__STATED GOAL__
Omit every image, and transcribe the remaining entries exactly as given.

__INFORMATION SUPPLIED__

--------------------------------------------------

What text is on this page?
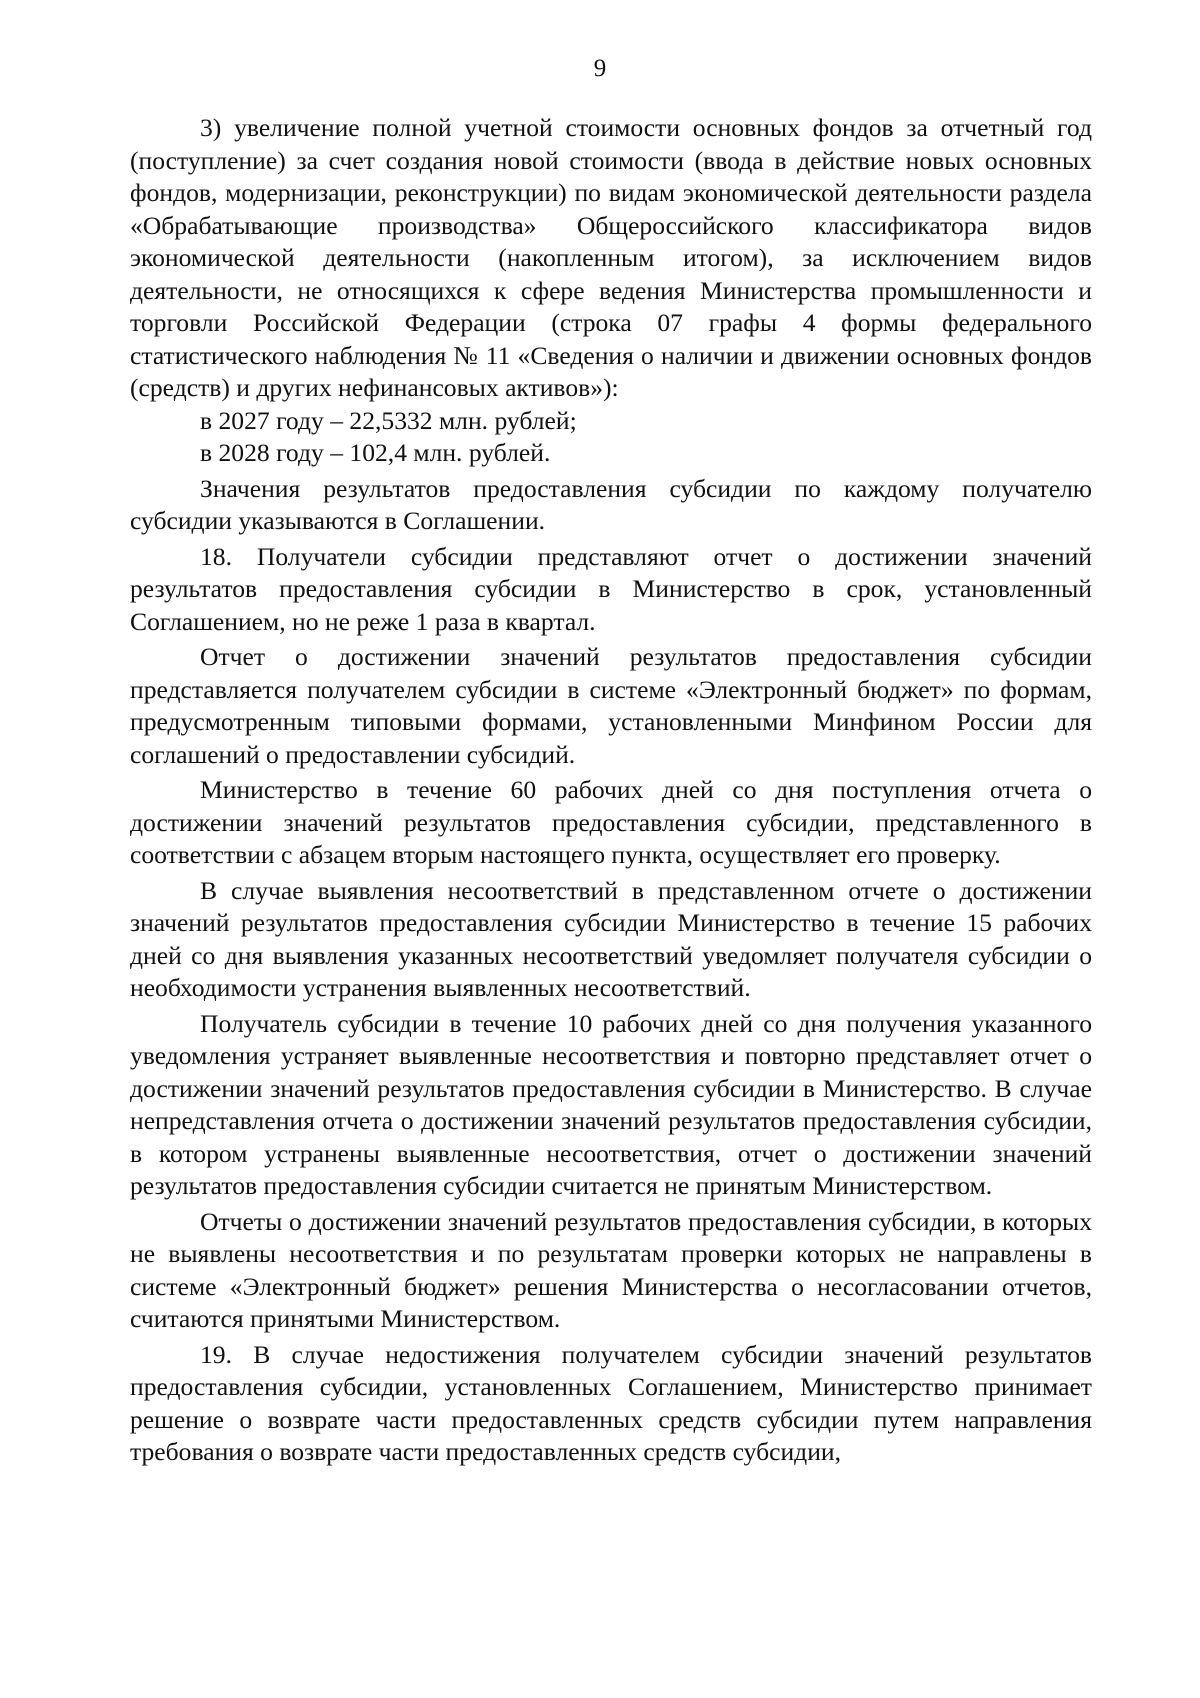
9

3) увеличение полной учетной стоимости основных фондов за отчетный год (поступление) за счет создания новой стоимости (ввода в действие новых основных фондов, модернизации, реконструкции) по видам экономической деятельности раздела «Обрабатывающие производства» Общероссийского классификатора видов экономической деятельности (накопленным итогом), за исключением видов деятельности, не относящихся к сфере ведения Министерства промышленности и торговли Российской Федерации (строка 07 графы 4 формы федерального статистического наблюдения № 11 «Сведения о наличии и движении основных фондов (средств) и других нефинансовых активов»):

в 2027 году – 22,5332 млн. рублей;

в 2028 году – 102,4 млн. рублей.

Значения результатов предоставления субсидии по каждому получателю субсидии указываются в Соглашении.

18. Получатели субсидии представляют отчет о достижении значений результатов предоставления субсидии в Министерство в срок, установленный Соглашением, но не реже 1 раза в квартал.

Отчет о достижении значений результатов предоставления субсидии представляется получателем субсидии в системе «Электронный бюджет» по формам, предусмотренным типовыми формами, установленными Минфином России для соглашений о предоставлении субсидий.

Министерство в течение 60 рабочих дней со дня поступления отчета о достижении значений результатов предоставления субсидии, представленного в соответствии с абзацем вторым настоящего пункта, осуществляет его проверку.

В случае выявления несоответствий в представленном отчете о достижении значений результатов предоставления субсидии Министерство в течение 15 рабочих дней со дня выявления указанных несоответствий уведомляет получателя субсидии о необходимости устранения выявленных несоответствий.

Получатель субсидии в течение 10 рабочих дней со дня получения указанного уведомления устраняет выявленные несоответствия и повторно представляет отчет о достижении значений результатов предоставления субсидии в Министерство. В случае непредставления отчета о достижении значений результатов предоставления субсидии, в котором устранены выявленные несоответствия, отчет о достижении значений результатов предоставления субсидии считается не принятым Министерством.

Отчеты о достижении значений результатов предоставления субсидии, в которых не выявлены несоответствия и по результатам проверки которых не направлены в системе «Электронный бюджет» решения Министерства о несогласовании отчетов, считаются принятыми Министерством.

19. В случае недостижения получателем субсидии значений результатов предоставления субсидии, установленных Соглашением, Министерство принимает решение о возврате части предоставленных средств субсидии путем направления требования о возврате части предоставленных средств субсидии,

--------------------------------------------------

__SOLUTION TO THIS EXERCISE__
What text is on this page?
9

3) увеличение полной учетной стоимости основных фондов за отчетный год (поступление) за счет создания новой стоимости (ввода в действие новых основных фондов, модернизации, реконструкции) по видам экономической деятельности раздела «Обрабатывающие производства» Общероссийского классификатора видов экономической деятельности (накопленным итогом), за исключением видов деятельности, не относящихся к сфере ведения Министерства промышленности и торговли Российской Федерации (строка 07 графы 4 формы федерального статистического наблюдения № 11 «Сведения о наличии и движении основных фондов (средств) и других нефинансовых активов»):

в 2027 году – 22,5332 млн. рублей;

в 2028 году – 102,4 млн. рублей.

Значения результатов предоставления субсидии по каждому получателю субсидии указываются в Соглашении.

18. Получатели субсидии представляют отчет о достижении значений результатов предоставления субсидии в Министерство в срок, установленный Соглашением, но не реже 1 раза в квартал.

Отчет о достижении значений результатов предоставления субсидии представляется получателем субсидии в системе «Электронный бюджет» по формам, предусмотренным типовыми формами, установленными Минфином России для соглашений о предоставлении субсидий.

Министерство в течение 60 рабочих дней со дня поступления отчета о достижении значений результатов предоставления субсидии, представленного в соответствии с абзацем вторым настоящего пункта, осуществляет его проверку.

В случае выявления несоответствий в представленном отчете о достижении значений результатов предоставления субсидии Министерство в течение 15 рабочих дней со дня выявления указанных несоответствий уведомляет получателя субсидии о необходимости устранения выявленных несоответствий.

Получатель субсидии в течение 10 рабочих дней со дня получения указанного уведомления устраняет выявленные несоответствия и повторно представляет отчет о достижении значений результатов предоставления субсидии в Министерство. В случае непредставления отчета о достижении значений результатов предоставления субсидии, в котором устранены выявленные несоответствия, отчет о достижении значений результатов предоставления субсидии считается не принятым Министерством.

Отчеты о достижении значений результатов предоставления субсидии, в которых не выявлены несоответствия и по результатам проверки которых не направлены в системе «Электронный бюджет» решения Министерства о несогласовании отчетов, считаются принятыми Министерством.

19. В случае недостижения получателем субсидии значений результатов предоставления субсидии, установленных Соглашением, Министерство принимает решение о возврате части предоставленных средств субсидии путем направления требования о возврате части предоставленных средств субсидии,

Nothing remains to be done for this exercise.